• Data for processing:
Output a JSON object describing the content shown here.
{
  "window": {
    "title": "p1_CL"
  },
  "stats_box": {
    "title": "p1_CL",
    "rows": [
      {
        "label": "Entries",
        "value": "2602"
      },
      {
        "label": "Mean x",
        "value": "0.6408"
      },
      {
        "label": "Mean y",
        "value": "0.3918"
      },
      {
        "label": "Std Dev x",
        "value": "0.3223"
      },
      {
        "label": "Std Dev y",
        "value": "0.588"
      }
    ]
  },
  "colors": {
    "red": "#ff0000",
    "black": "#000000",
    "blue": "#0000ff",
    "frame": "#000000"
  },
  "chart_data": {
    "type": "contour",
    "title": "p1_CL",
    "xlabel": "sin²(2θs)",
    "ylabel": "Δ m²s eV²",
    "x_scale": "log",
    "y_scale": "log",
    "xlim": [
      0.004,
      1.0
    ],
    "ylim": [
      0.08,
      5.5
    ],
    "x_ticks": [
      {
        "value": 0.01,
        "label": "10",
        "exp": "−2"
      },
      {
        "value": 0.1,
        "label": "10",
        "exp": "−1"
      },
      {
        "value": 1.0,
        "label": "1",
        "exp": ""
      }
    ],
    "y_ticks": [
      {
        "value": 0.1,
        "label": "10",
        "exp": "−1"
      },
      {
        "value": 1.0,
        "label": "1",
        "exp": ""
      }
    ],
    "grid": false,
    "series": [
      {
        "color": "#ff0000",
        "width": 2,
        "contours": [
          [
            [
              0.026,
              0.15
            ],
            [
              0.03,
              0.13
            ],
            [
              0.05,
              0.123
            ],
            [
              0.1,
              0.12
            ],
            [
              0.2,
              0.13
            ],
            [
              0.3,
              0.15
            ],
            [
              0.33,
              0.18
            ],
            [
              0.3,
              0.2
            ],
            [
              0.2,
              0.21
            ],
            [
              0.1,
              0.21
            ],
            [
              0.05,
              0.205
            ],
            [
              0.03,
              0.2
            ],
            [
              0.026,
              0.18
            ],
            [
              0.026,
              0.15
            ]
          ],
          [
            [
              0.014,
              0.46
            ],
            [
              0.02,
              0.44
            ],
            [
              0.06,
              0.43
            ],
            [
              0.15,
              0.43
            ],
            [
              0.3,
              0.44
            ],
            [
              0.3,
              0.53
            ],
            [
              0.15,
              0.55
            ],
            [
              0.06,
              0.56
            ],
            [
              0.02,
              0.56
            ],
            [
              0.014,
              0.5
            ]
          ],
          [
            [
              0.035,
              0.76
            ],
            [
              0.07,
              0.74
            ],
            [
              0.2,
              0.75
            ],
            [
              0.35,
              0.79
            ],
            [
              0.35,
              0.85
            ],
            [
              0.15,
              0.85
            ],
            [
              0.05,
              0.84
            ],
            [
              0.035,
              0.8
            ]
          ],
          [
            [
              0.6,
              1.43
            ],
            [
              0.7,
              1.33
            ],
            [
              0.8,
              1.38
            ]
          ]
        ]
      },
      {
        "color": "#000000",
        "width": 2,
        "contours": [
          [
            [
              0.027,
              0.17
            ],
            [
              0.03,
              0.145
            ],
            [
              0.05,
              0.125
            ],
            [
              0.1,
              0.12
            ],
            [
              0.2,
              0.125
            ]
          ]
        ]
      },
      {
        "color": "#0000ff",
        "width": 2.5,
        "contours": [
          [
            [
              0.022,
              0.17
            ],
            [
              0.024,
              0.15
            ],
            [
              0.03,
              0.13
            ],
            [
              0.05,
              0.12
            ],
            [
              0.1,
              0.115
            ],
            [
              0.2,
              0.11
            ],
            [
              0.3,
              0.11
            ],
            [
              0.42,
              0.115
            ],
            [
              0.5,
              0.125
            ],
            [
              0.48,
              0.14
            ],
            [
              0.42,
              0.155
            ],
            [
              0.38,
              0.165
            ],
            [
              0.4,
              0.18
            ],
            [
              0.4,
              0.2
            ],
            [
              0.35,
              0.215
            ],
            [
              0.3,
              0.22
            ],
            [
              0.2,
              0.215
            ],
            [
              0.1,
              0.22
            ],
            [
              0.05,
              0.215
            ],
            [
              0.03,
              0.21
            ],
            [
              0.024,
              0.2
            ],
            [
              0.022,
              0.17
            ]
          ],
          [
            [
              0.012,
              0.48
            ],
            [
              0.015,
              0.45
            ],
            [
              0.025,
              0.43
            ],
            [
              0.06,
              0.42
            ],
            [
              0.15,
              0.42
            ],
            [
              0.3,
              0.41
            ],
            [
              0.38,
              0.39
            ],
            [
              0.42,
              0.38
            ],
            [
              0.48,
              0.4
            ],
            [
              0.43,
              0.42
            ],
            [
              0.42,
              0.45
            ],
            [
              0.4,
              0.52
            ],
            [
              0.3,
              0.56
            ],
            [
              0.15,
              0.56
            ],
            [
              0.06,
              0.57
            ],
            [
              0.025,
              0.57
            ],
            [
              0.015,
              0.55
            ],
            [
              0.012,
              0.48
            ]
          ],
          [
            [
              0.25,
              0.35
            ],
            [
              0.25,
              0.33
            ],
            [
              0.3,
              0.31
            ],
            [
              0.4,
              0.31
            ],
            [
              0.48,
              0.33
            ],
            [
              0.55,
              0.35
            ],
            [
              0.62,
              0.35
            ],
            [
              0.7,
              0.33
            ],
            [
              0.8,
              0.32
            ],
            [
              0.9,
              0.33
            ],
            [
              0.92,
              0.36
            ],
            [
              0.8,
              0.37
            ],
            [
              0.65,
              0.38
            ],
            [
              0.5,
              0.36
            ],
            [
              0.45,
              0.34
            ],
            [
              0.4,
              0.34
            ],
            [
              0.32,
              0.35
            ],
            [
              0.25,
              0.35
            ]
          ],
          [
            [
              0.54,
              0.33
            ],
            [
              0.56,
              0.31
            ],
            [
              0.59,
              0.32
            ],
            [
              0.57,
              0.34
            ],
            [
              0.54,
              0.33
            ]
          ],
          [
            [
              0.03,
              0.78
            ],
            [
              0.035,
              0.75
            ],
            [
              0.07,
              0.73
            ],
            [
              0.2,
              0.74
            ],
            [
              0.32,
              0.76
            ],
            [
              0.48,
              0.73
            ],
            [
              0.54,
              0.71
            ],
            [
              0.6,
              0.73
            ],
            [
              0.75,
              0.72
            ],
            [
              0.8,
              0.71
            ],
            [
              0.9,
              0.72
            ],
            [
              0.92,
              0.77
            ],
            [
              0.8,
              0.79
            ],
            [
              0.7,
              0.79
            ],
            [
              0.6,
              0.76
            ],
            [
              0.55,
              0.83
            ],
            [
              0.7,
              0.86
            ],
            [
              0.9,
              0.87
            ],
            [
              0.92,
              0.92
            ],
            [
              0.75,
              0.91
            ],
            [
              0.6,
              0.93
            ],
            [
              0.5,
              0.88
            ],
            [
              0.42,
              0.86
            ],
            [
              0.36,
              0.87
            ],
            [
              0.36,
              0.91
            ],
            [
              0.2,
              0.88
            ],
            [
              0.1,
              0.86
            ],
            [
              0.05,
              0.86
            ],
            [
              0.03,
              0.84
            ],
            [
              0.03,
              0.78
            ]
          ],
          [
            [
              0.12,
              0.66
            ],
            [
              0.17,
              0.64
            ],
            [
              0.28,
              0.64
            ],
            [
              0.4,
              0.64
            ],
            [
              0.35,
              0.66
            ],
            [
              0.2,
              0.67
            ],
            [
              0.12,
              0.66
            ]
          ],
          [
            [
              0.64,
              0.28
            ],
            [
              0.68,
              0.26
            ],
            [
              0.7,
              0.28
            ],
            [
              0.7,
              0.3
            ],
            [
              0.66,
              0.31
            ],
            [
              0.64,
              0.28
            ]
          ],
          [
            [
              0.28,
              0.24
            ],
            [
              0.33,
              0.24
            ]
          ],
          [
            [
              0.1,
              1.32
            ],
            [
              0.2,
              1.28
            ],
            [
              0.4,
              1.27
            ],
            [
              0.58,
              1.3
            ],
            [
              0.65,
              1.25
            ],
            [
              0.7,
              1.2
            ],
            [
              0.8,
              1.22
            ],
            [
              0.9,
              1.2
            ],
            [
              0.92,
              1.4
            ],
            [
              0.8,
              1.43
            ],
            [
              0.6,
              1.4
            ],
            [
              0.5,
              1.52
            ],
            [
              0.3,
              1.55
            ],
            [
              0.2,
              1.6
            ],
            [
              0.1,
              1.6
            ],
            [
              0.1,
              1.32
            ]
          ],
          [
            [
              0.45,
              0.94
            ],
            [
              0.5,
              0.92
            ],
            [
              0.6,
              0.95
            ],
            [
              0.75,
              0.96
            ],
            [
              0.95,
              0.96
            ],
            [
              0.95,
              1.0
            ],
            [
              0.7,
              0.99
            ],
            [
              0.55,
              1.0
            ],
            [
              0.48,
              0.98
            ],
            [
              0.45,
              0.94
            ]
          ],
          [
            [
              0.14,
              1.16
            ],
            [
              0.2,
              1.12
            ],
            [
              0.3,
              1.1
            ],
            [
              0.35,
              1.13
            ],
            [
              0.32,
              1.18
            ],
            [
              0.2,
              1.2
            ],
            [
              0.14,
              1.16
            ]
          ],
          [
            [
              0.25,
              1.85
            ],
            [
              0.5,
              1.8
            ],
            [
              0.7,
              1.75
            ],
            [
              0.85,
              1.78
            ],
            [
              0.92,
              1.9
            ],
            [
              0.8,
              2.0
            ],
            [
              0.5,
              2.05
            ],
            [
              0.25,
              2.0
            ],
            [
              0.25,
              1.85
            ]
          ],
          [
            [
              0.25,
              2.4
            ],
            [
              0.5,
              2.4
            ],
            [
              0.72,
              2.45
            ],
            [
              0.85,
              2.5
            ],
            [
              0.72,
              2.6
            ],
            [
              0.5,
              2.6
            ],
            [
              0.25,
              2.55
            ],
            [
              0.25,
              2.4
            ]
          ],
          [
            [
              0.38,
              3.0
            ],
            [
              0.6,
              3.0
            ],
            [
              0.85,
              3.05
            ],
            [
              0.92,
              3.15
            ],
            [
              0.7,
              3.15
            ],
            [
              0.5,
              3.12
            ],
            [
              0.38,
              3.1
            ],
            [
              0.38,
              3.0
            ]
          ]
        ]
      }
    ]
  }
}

• What you have to do: Pick out each line containing the string "value" and copy it.

• Finished task:
        "value": "2602"
        "value": "0.6408"
        "value": "0.3918"
        "value": "0.3223"
        "value": "0.588"
        "value": 0.01,
        "value": 0.1,
        "value": 1.0,
        "value": 0.1,
        "value": 1.0,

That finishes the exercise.